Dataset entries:
:::

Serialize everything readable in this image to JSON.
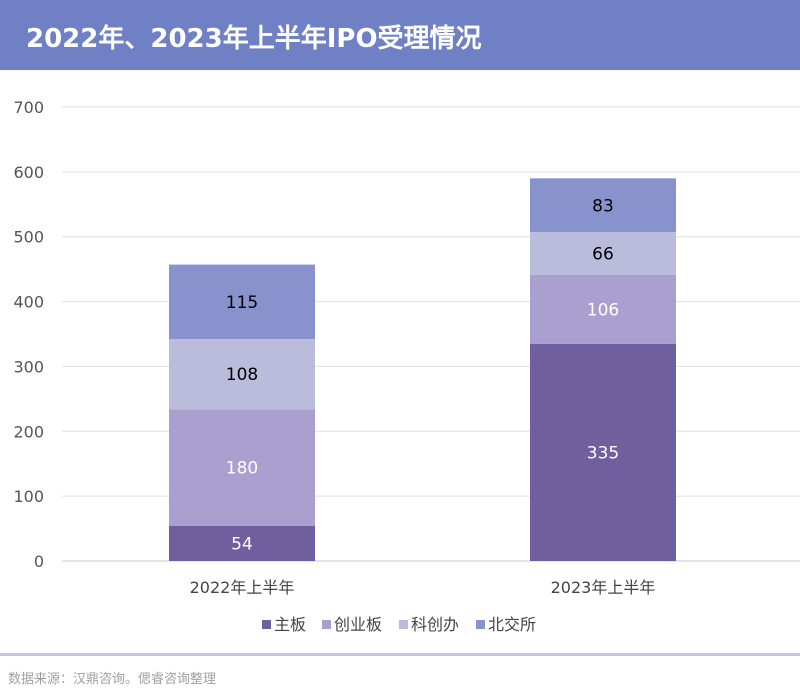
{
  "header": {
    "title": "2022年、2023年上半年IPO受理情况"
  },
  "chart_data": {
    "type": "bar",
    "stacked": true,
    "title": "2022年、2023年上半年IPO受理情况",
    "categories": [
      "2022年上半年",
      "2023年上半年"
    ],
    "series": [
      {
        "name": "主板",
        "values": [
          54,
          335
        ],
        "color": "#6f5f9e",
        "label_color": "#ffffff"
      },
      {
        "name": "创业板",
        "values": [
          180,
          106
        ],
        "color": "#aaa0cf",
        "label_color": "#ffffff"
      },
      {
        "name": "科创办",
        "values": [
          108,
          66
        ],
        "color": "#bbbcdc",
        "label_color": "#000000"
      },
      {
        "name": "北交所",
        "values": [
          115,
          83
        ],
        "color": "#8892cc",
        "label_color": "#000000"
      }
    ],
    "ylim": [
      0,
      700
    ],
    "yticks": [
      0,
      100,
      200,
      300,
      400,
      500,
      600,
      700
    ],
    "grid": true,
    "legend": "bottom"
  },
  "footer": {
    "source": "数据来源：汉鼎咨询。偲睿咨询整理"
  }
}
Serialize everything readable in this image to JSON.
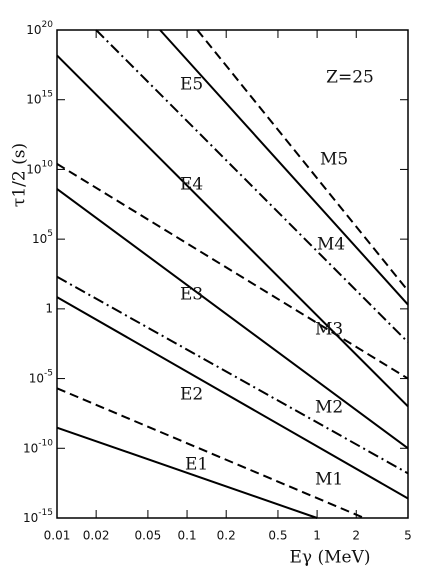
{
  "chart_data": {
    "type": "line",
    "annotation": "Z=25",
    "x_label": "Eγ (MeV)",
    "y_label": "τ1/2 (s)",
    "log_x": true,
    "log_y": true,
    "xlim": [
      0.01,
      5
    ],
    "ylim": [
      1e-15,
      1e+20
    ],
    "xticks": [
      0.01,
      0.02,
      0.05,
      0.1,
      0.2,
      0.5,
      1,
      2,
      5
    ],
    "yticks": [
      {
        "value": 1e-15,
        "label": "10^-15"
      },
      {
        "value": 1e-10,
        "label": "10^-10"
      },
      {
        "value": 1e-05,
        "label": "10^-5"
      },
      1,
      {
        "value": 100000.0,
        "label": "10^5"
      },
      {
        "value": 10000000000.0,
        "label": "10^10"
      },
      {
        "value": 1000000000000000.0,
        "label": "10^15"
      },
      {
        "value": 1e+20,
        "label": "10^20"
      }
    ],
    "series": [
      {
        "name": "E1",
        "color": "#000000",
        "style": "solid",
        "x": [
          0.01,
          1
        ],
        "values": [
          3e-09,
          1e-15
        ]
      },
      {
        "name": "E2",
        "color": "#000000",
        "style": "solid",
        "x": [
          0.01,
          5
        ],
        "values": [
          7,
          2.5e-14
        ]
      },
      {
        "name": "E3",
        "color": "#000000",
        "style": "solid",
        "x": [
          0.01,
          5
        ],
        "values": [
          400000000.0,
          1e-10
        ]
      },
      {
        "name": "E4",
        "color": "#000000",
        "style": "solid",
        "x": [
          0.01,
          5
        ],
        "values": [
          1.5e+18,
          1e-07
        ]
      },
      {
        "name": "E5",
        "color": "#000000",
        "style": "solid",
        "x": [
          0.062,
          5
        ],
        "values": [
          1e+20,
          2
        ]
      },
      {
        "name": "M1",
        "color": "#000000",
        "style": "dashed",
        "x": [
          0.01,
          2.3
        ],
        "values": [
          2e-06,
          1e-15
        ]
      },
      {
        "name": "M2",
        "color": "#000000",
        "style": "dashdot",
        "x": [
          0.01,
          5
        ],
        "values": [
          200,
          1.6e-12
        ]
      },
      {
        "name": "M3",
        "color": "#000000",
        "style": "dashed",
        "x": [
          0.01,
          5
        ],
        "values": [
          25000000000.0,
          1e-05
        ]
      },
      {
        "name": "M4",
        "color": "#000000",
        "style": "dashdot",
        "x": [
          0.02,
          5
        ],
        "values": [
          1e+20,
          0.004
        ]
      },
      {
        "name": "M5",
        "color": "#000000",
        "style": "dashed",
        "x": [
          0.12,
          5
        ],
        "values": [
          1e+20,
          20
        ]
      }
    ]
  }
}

:::

Directions for this task: Copy out all the entries exactly. Images stay out of the copy.

Response for this exercise:
Serialize everything readable in this image to JSON.
{
  "header": {
    "title": "2022年、2023年上半年IPO受理情况"
  },
  "chart_data": {
    "type": "bar",
    "stacked": true,
    "title": "2022年、2023年上半年IPO受理情况",
    "categories": [
      "2022年上半年",
      "2023年上半年"
    ],
    "series": [
      {
        "name": "主板",
        "values": [
          54,
          335
        ],
        "color": "#6f5f9e",
        "label_color": "#ffffff"
      },
      {
        "name": "创业板",
        "values": [
          180,
          106
        ],
        "color": "#aaa0cf",
        "label_color": "#ffffff"
      },
      {
        "name": "科创办",
        "values": [
          108,
          66
        ],
        "color": "#bbbcdc",
        "label_color": "#000000"
      },
      {
        "name": "北交所",
        "values": [
          115,
          83
        ],
        "color": "#8892cc",
        "label_color": "#000000"
      }
    ],
    "ylim": [
      0,
      700
    ],
    "yticks": [
      0,
      100,
      200,
      300,
      400,
      500,
      600,
      700
    ],
    "grid": true,
    "legend": "bottom"
  },
  "footer": {
    "source": "数据来源：汉鼎咨询。偲睿咨询整理"
  }
}
Serialize everything readable in this image to JSON.
{
  "chart_data": {
    "type": "line",
    "annotation": "Z=25",
    "x_label": "Eγ (MeV)",
    "y_label": "τ1/2 (s)",
    "log_x": true,
    "log_y": true,
    "xlim": [
      0.01,
      5
    ],
    "ylim": [
      1e-15,
      1e+20
    ],
    "xticks": [
      0.01,
      0.02,
      0.05,
      0.1,
      0.2,
      0.5,
      1,
      2,
      5
    ],
    "yticks": [
      {
        "value": 1e-15,
        "label": "10^-15"
      },
      {
        "value": 1e-10,
        "label": "10^-10"
      },
      {
        "value": 1e-05,
        "label": "10^-5"
      },
      1,
      {
        "value": 100000.0,
        "label": "10^5"
      },
      {
        "value": 10000000000.0,
        "label": "10^10"
      },
      {
        "value": 1000000000000000.0,
        "label": "10^15"
      },
      {
        "value": 1e+20,
        "label": "10^20"
      }
    ],
    "series": [
      {
        "name": "E1",
        "color": "#000000",
        "style": "solid",
        "x": [
          0.01,
          1
        ],
        "values": [
          3e-09,
          1e-15
        ]
      },
      {
        "name": "E2",
        "color": "#000000",
        "style": "solid",
        "x": [
          0.01,
          5
        ],
        "values": [
          7,
          2.5e-14
        ]
      },
      {
        "name": "E3",
        "color": "#000000",
        "style": "solid",
        "x": [
          0.01,
          5
        ],
        "values": [
          400000000.0,
          1e-10
        ]
      },
      {
        "name": "E4",
        "color": "#000000",
        "style": "solid",
        "x": [
          0.01,
          5
        ],
        "values": [
          1.5e+18,
          1e-07
        ]
      },
      {
        "name": "E5",
        "color": "#000000",
        "style": "solid",
        "x": [
          0.062,
          5
        ],
        "values": [
          1e+20,
          2
        ]
      },
      {
        "name": "M1",
        "color": "#000000",
        "style": "dashed",
        "x": [
          0.01,
          2.3
        ],
        "values": [
          2e-06,
          1e-15
        ]
      },
      {
        "name": "M2",
        "color": "#000000",
        "style": "dashdot",
        "x": [
          0.01,
          5
        ],
        "values": [
          200,
          1.6e-12
        ]
      },
      {
        "name": "M3",
        "color": "#000000",
        "style": "dashed",
        "x": [
          0.01,
          5
        ],
        "values": [
          25000000000.0,
          1e-05
        ]
      },
      {
        "name": "M4",
        "color": "#000000",
        "style": "dashdot",
        "x": [
          0.02,
          5
        ],
        "values": [
          1e+20,
          0.004
        ]
      },
      {
        "name": "M5",
        "color": "#000000",
        "style": "dashed",
        "x": [
          0.12,
          5
        ],
        "values": [
          1e+20,
          20
        ]
      }
    ]
  }
}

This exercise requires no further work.